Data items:
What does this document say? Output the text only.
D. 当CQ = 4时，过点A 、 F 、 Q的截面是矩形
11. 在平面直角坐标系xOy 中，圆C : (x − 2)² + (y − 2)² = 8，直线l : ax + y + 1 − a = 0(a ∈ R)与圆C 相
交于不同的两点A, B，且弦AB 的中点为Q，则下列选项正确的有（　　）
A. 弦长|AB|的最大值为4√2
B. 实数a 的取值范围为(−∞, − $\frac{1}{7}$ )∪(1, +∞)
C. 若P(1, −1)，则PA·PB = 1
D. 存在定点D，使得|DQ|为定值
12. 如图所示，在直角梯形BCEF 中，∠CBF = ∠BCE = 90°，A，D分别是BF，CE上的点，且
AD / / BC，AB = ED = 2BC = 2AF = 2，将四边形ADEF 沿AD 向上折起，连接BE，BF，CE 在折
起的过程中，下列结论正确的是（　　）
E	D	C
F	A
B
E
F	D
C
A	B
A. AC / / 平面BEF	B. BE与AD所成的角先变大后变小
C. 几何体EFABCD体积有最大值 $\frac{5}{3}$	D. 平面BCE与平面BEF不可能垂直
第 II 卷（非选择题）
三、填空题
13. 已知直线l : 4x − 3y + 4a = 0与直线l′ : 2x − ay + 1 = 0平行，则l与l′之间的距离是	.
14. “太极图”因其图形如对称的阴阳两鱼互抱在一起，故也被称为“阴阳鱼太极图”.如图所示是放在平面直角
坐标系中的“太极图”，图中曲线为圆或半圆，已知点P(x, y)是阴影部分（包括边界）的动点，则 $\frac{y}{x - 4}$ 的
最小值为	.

WHAT THE EXERCISE ASKS:
The records above must be repeated exactly, every one of them.

WRITTEN REPLY:
What does this document say? Output the text only.
D. 当CQ = 4时，过点A 、 F 、 Q的截面是矩形
11. 在平面直角坐标系xOy 中，圆C : (x − 2)² + (y − 2)² = 8，直线l : ax + y + 1 − a = 0(a ∈ R)与圆C 相
交于不同的两点A, B，且弦AB 的中点为Q，则下列选项正确的有（　　）
A. 弦长|AB|的最大值为4√2
B. 实数a 的取值范围为(−∞, − $\frac{1}{7}$ )∪(1, +∞)
C. 若P(1, −1)，则PA·PB = 1
D. 存在定点D，使得|DQ|为定值
12. 如图所示，在直角梯形BCEF 中，∠CBF = ∠BCE = 90°，A，D分别是BF，CE上的点，且
AD / / BC，AB = ED = 2BC = 2AF = 2，将四边形ADEF 沿AD 向上折起，连接BE，BF，CE 在折
起的过程中，下列结论正确的是（　　）
E	D	C
F	A
B
E
F	D
C
A	B
A. AC / / 平面BEF	B. BE与AD所成的角先变大后变小
C. 几何体EFABCD体积有最大值 $\frac{5}{3}$	D. 平面BCE与平面BEF不可能垂直
第 II 卷（非选择题）
三、填空题
13. 已知直线l : 4x − 3y + 4a = 0与直线l′ : 2x − ay + 1 = 0平行，则l与l′之间的距离是	.
14. “太极图”因其图形如对称的阴阳两鱼互抱在一起，故也被称为“阴阳鱼太极图”.如图所示是放在平面直角
坐标系中的“太极图”，图中曲线为圆或半圆，已知点P(x, y)是阴影部分（包括边界）的动点，则 $\frac{y}{x - 4}$ 的
最小值为	.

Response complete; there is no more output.